== What is asked ==
Leaving out every picture, quote the data below exactly as it appears.
------ Material provided
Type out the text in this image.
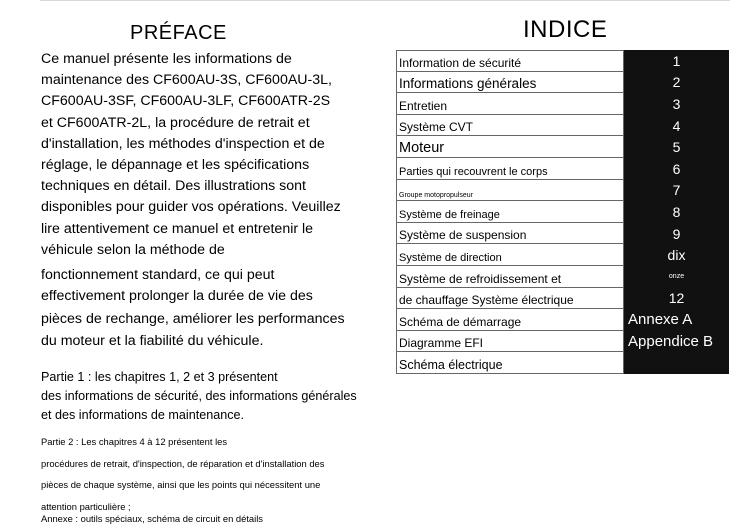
PRÉFACE
Ce manuel présente les informations de
maintenance des CF600AU-3S, CF600AU-3L,
CF600AU-3SF, CF600AU-3LF, CF600ATR-2S
et CF600ATR-2L, la procédure de retrait et
d'installation, les méthodes d'inspection et de
réglage, le dépannage et les spécifications
techniques en détail. Des illustrations sont
disponibles pour guider vos opérations. Veuillez
lire attentivement ce manuel et entretenir le
véhicule selon la méthode de
fonctionnement standard, ce qui peut
effectivement prolonger la durée de vie des
pièces de rechange, améliorer les performances
du moteur et la fiabilité du véhicule.
Partie 1 : les chapitres 1, 2 et 3 présentent
des informations de sécurité, des informations générales
et des informations de maintenance.
Partie 2 : Les chapitres 4 à 12 présentent les
procédures de retrait, d'inspection, de réparation et d'installation des
pièces de chaque système, ainsi que les points qui nécessitent une
attention particulière ;
Annexe : outils spéciaux, schéma de circuit en détails
INDICE
Information de sécurité	1
Informations générales	2
Entretien	3
Système CVT	4
Moteur	5
Parties qui recouvrent le corps	6
Groupe motopropulseur	7
Système de freinage	8
Système de suspension	9
Système de direction	dix
Système de refroidissement et	onze
de chauffage Système électrique	12
Schéma de démarrage	Annexe A
Diagramme EFI	Appendice B
Schéma électrique
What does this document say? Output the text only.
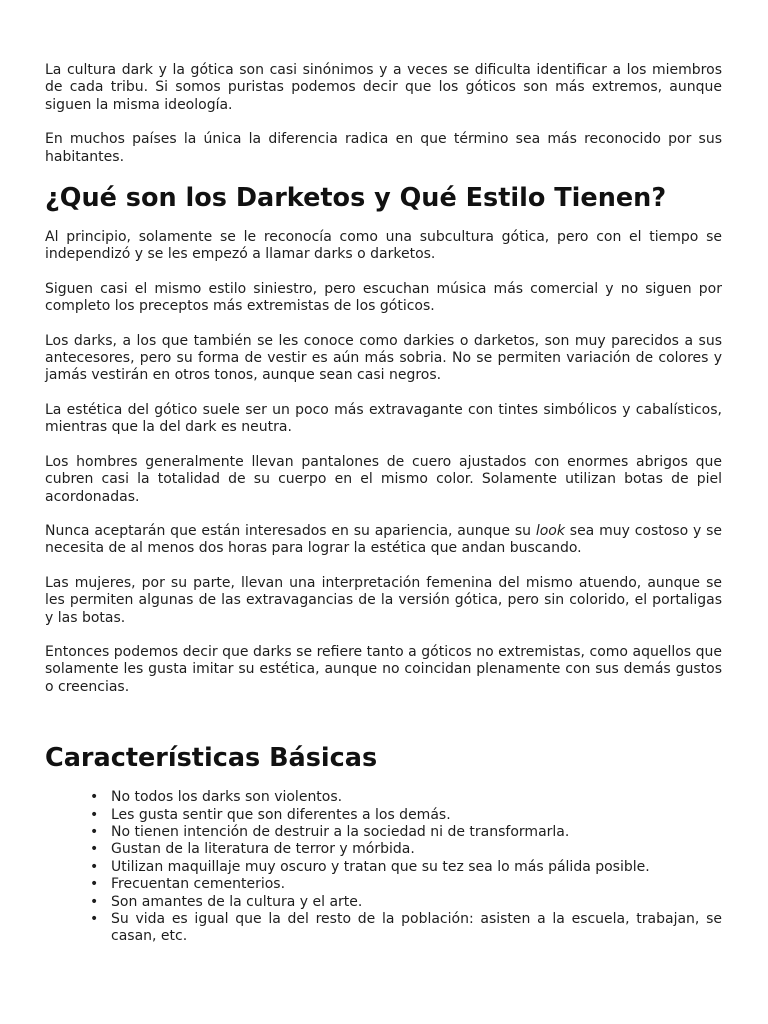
La cultura dark y la gótica son casi sinónimos y a veces se dificulta identificar a los miembros de cada tribu. Si somos puristas podemos decir que los góticos son más extremos, aunque siguen la misma ideología.

En muchos países la única la diferencia radica en que término sea más reconocido por sus habitantes.

¿Qué son los Darketos y Qué Estilo Tienen?

Al principio, solamente se le reconocía como una subcultura gótica, pero con el tiempo se independizó y se les empezó a llamar darks o darketos.

Siguen casi el mismo estilo siniestro, pero escuchan música más comercial y no siguen por completo los preceptos más extremistas de los góticos.

Los darks, a los que también se les conoce como darkies o darketos, son muy parecidos a sus antecesores, pero su forma de vestir es aún más sobria. No se permiten variación de colores y jamás vestirán en otros tonos, aunque sean casi negros.

La estética del gótico suele ser un poco más extravagante con tintes simbólicos y cabalísticos, mientras que la del dark es neutra.

Los hombres generalmente llevan pantalones de cuero ajustados con enormes abrigos que cubren casi la totalidad de su cuerpo en el mismo color. Solamente utilizan botas de piel acordonadas.

Nunca aceptarán que están interesados en su apariencia, aunque su look sea muy costoso y se necesita de al menos dos horas para lograr la estética que andan buscando.

Las mujeres, por su parte, llevan una interpretación femenina del mismo atuendo, aunque se les permiten algunas de las extravagancias de la versión gótica, pero sin colorido, el portaligas y las botas.

Entonces podemos decir que darks se refiere tanto a góticos no extremistas, como aquellos que solamente les gusta imitar su estética, aunque no coincidan plenamente con sus demás gustos o creencias.

Características Básicas
• No todos los darks son violentos.
• Les gusta sentir que son diferentes a los demás.
• No tienen intención de destruir a la sociedad ni de transformarla.
• Gustan de la literatura de terror y mórbida.
• Utilizan maquillaje muy oscuro y tratan que su tez sea lo más pálida posible.
• Frecuentan cementerios.
• Son amantes de la cultura y el arte.
• Su vida es igual que la del resto de la población: asisten a la escuela, trabajan, se casan, etc.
------------
== Solution below ==
Type out the text in this image.
PRÉFACE
Ce manuel présente les informations de
maintenance des CF600AU-3S, CF600AU-3L,
CF600AU-3SF, CF600AU-3LF, CF600ATR-2S
et CF600ATR-2L, la procédure de retrait et
d'installation, les méthodes d'inspection et de
réglage, le dépannage et les spécifications
techniques en détail. Des illustrations sont
disponibles pour guider vos opérations. Veuillez
lire attentivement ce manuel et entretenir le
véhicule selon la méthode de
fonctionnement standard, ce qui peut
effectivement prolonger la durée de vie des
pièces de rechange, améliorer les performances
du moteur et la fiabilité du véhicule.
Partie 1 : les chapitres 1, 2 et 3 présentent
des informations de sécurité, des informations générales
et des informations de maintenance.
Partie 2 : Les chapitres 4 à 12 présentent les
procédures de retrait, d'inspection, de réparation et d'installation des
pièces de chaque système, ainsi que les points qui nécessitent une
attention particulière ;
Annexe : outils spéciaux, schéma de circuit en détails
INDICE
Information de sécurité	1
Informations générales	2
Entretien	3
Système CVT	4
Moteur	5
Parties qui recouvrent le corps	6
Groupe motopropulseur	7
Système de freinage	8
Système de suspension	9
Système de direction	dix
Système de refroidissement et	onze
de chauffage Système électrique	12
Schéma de démarrage	Annexe A
Diagramme EFI	Appendice B
Schéma électrique
What does this document say? Output the text only.
La cultura dark y la gótica son casi sinónimos y a veces se dificulta identificar a los miembros de cada tribu. Si somos puristas podemos decir que los góticos son más extremos, aunque siguen la misma ideología.

En muchos países la única la diferencia radica en que término sea más reconocido por sus habitantes.

¿Qué son los Darketos y Qué Estilo Tienen?

Al principio, solamente se le reconocía como una subcultura gótica, pero con el tiempo se independizó y se les empezó a llamar darks o darketos.

Siguen casi el mismo estilo siniestro, pero escuchan música más comercial y no siguen por completo los preceptos más extremistas de los góticos.

Los darks, a los que también se les conoce como darkies o darketos, son muy parecidos a sus antecesores, pero su forma de vestir es aún más sobria. No se permiten variación de colores y jamás vestirán en otros tonos, aunque sean casi negros.

La estética del gótico suele ser un poco más extravagante con tintes simbólicos y cabalísticos, mientras que la del dark es neutra.

Los hombres generalmente llevan pantalones de cuero ajustados con enormes abrigos que cubren casi la totalidad de su cuerpo en el mismo color. Solamente utilizan botas de piel acordonadas.

Nunca aceptarán que están interesados en su apariencia, aunque su look sea muy costoso y se necesita de al menos dos horas para lograr la estética que andan buscando.

Las mujeres, por su parte, llevan una interpretación femenina del mismo atuendo, aunque se les permiten algunas de las extravagancias de la versión gótica, pero sin colorido, el portaligas y las botas.

Entonces podemos decir que darks se refiere tanto a góticos no extremistas, como aquellos que solamente les gusta imitar su estética, aunque no coincidan plenamente con sus demás gustos o creencias.

Características Básicas
• No todos los darks son violentos.
• Les gusta sentir que son diferentes a los demás.
• No tienen intención de destruir a la sociedad ni de transformarla.
• Gustan de la literatura de terror y mórbida.
• Utilizan maquillaje muy oscuro y tratan que su tez sea lo más pálida posible.
• Frecuentan cementerios.
• Son amantes de la cultura y el arte.
• Su vida es igual que la del resto de la población: asisten a la escuela, trabajan, se casan, etc.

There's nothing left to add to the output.